In your copy, include every line of the listing below exactly but none of the pictures.

╭─ Material provided

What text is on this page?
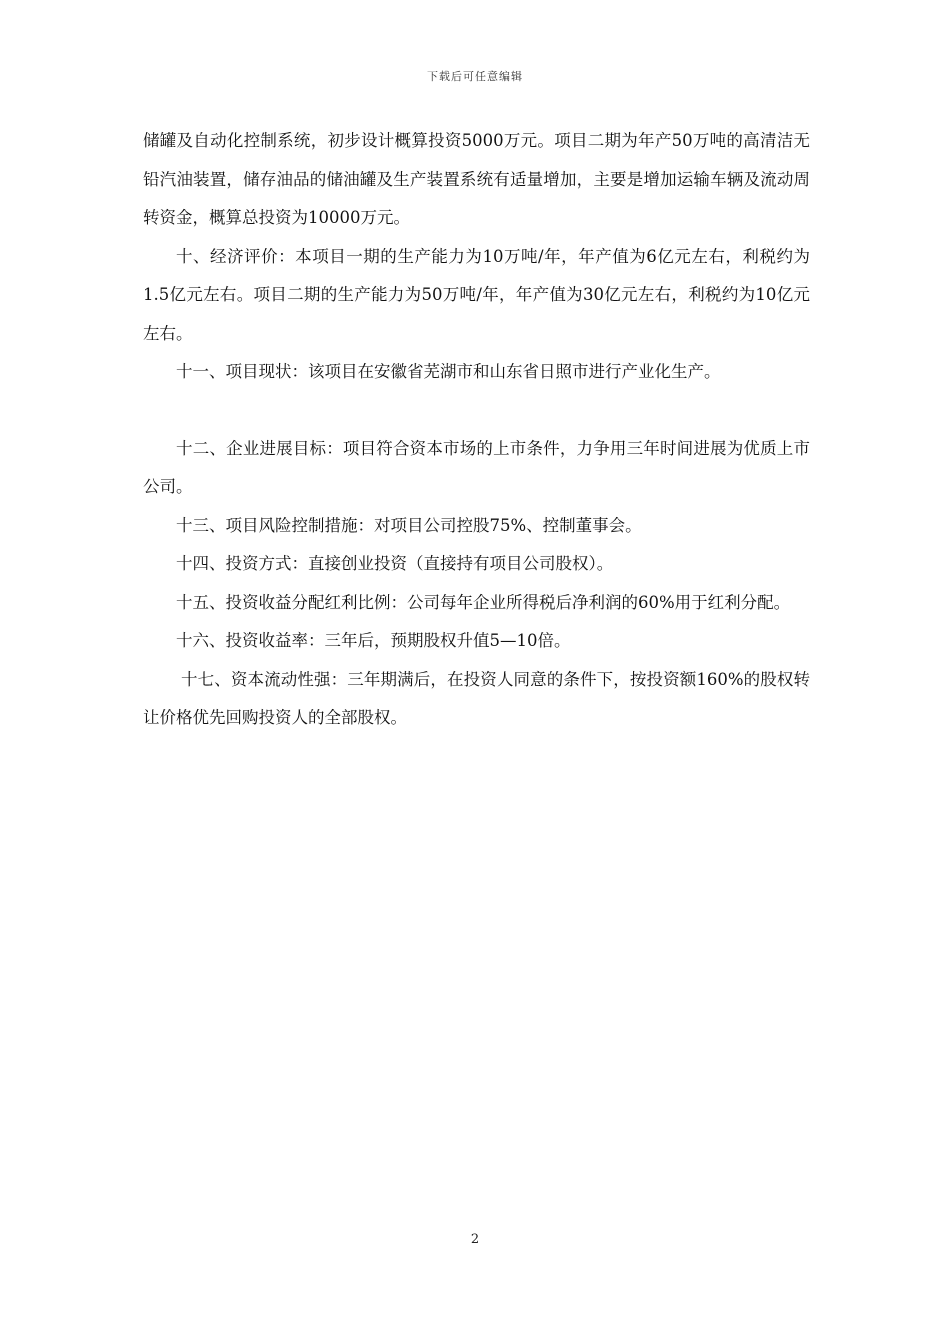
下载后可任意编辑

储罐及自动化控制系统，初步设计概算投资5000万元。项目二期为年产50万吨的高清洁无铅汽油装置，储存油品的储油罐及生产装置系统有适量增加，主要是增加运输车辆及流动周转资金，概算总投资为10000万元。

十、经济评价：本项目一期的生产能力为10万吨/年，年产值为6亿元左右，利税约为1.5亿元左右。项目二期的生产能力为50万吨/年，年产值为30亿元左右，利税约为10亿元左右。

十一、项目现状：该项目在安徽省芜湖市和山东省日照市进行产业化生产。

十二、企业进展目标：项目符合资本市场的上市条件，力争用三年时间进展为优质上市公司。

十三、项目风险控制措施：对项目公司控股75%、控制董事会。

十四、投资方式：直接创业投资（直接持有项目公司股权）。

十五、投资收益分配红利比例：公司每年企业所得税后净利润的60%用于红利分配。

十六、投资收益率：三年后，预期股权升值5—10倍。

十七、资本流动性强：三年期满后，在投资人同意的条件下，按投资额160%的股权转让价格优先回购投资人的全部股权。

2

╰─

▶ _Full response_:
What text is on this page?
下载后可任意编辑

储罐及自动化控制系统，初步设计概算投资5000万元。项目二期为年产50万吨的高清洁无铅汽油装置，储存油品的储油罐及生产装置系统有适量增加，主要是增加运输车辆及流动周转资金，概算总投资为10000万元。

十、经济评价：本项目一期的生产能力为10万吨/年，年产值为6亿元左右，利税约为1.5亿元左右。项目二期的生产能力为50万吨/年，年产值为30亿元左右，利税约为10亿元左右。

十一、项目现状：该项目在安徽省芜湖市和山东省日照市进行产业化生产。

十二、企业进展目标：项目符合资本市场的上市条件，力争用三年时间进展为优质上市公司。

十三、项目风险控制措施：对项目公司控股75%、控制董事会。

十四、投资方式：直接创业投资（直接持有项目公司股权）。

十五、投资收益分配红利比例：公司每年企业所得税后净利润的60%用于红利分配。

十六、投资收益率：三年后，预期股权升值5—10倍。

十七、资本流动性强：三年期满后，在投资人同意的条件下，按投资额160%的股权转让价格优先回购投资人的全部股权。

2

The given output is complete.